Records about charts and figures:
>> START

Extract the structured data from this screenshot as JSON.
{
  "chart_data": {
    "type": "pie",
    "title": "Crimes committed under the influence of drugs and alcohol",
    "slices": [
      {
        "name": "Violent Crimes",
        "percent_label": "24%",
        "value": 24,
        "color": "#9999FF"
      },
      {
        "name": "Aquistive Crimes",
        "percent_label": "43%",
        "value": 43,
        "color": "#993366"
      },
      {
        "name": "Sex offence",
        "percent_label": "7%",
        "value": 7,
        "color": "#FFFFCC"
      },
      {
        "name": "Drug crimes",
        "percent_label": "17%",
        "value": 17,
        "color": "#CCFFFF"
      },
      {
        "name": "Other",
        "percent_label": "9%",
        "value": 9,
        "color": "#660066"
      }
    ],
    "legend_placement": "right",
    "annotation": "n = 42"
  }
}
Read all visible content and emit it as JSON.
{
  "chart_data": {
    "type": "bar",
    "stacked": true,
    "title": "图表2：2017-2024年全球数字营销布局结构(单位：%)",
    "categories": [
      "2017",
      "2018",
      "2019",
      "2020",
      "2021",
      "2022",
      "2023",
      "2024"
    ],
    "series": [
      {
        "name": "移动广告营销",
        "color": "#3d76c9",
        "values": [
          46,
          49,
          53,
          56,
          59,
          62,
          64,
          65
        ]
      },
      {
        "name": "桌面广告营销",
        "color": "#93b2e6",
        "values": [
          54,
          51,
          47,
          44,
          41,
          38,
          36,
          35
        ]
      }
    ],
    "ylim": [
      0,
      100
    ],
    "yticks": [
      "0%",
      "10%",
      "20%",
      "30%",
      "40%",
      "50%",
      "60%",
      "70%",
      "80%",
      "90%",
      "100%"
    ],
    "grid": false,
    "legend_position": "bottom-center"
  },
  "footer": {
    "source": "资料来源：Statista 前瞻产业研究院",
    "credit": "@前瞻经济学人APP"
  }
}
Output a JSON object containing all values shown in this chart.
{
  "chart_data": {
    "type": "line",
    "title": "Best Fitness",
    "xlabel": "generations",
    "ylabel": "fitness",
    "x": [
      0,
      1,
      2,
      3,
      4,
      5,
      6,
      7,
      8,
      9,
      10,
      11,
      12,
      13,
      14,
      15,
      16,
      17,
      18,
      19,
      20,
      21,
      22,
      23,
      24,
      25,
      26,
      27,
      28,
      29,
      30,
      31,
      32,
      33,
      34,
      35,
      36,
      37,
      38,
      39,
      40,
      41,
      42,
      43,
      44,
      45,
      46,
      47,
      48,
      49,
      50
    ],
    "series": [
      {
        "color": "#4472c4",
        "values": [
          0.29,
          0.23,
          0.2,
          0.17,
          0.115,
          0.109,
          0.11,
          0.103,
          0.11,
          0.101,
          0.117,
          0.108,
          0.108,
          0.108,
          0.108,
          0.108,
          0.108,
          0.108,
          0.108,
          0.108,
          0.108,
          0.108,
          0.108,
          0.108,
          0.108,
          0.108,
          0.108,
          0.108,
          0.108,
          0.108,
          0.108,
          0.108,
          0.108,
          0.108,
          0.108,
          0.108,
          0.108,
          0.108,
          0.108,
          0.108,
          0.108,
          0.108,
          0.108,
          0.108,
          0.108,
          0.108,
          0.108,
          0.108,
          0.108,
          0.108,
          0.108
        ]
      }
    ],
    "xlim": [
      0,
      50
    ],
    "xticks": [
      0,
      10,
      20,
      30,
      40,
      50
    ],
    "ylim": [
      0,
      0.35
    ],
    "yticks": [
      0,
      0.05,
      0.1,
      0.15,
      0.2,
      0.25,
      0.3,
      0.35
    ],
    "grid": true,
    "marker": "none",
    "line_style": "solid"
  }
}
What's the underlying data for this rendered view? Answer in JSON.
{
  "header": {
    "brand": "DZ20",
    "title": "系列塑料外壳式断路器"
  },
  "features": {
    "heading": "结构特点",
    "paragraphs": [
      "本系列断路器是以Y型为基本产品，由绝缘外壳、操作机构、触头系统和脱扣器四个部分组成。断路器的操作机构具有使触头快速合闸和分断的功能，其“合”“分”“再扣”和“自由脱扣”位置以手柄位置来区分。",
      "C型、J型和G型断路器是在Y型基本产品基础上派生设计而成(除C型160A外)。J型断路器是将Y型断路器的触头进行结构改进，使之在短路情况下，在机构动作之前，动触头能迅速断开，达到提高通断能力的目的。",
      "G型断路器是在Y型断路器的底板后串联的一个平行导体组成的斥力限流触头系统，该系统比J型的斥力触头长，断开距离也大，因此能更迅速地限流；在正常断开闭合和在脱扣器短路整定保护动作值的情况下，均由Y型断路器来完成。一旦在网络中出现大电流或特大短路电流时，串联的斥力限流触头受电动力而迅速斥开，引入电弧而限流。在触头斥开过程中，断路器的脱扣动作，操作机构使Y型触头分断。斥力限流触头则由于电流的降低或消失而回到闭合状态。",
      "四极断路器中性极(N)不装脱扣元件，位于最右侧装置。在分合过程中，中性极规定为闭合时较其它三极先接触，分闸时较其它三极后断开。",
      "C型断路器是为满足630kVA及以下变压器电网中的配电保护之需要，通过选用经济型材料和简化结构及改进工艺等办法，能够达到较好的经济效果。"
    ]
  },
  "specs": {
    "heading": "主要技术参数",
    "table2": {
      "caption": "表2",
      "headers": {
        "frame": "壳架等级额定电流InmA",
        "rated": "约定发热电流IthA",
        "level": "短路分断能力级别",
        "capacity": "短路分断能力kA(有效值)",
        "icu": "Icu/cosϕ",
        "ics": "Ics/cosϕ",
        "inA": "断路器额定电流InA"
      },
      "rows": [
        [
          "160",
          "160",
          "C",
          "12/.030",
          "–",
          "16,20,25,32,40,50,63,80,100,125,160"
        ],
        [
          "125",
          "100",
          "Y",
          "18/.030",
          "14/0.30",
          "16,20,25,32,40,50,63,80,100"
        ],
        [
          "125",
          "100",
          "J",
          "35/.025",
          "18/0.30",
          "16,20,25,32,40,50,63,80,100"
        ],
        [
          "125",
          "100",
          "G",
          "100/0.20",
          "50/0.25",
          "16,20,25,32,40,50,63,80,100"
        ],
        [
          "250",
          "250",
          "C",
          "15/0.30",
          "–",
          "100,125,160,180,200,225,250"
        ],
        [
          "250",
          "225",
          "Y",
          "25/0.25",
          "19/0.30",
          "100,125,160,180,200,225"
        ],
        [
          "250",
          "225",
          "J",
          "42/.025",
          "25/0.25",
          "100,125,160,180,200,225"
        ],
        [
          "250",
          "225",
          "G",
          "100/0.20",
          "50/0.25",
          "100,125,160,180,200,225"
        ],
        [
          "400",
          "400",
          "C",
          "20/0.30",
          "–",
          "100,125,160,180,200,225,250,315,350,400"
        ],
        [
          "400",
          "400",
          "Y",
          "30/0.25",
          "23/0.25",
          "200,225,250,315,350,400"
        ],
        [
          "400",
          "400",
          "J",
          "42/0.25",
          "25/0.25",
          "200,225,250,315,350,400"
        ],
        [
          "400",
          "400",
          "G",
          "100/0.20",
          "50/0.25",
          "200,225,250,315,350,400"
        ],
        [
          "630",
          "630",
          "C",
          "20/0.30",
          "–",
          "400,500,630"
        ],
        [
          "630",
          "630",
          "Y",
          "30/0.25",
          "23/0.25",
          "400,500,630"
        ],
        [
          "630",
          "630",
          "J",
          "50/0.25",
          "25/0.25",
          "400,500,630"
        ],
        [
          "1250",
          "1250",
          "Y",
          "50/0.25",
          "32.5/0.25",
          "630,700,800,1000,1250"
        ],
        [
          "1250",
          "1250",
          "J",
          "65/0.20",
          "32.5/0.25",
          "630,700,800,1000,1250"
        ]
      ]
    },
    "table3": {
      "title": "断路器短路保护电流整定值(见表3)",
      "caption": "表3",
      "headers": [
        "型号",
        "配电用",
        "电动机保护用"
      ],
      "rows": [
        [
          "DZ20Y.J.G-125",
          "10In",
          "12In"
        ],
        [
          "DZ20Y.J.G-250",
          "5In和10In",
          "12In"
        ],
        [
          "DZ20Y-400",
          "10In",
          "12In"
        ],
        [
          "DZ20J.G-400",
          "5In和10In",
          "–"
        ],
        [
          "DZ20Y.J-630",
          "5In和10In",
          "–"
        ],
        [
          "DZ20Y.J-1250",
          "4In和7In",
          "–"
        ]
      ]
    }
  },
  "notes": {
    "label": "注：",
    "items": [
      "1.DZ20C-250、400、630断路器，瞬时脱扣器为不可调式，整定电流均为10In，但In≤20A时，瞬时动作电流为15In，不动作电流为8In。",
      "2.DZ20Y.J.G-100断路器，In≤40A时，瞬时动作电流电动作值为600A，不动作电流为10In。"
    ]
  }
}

>> END

### Challenge
Give only the number of lines in the listing above that include the string "name".

### Complete response
7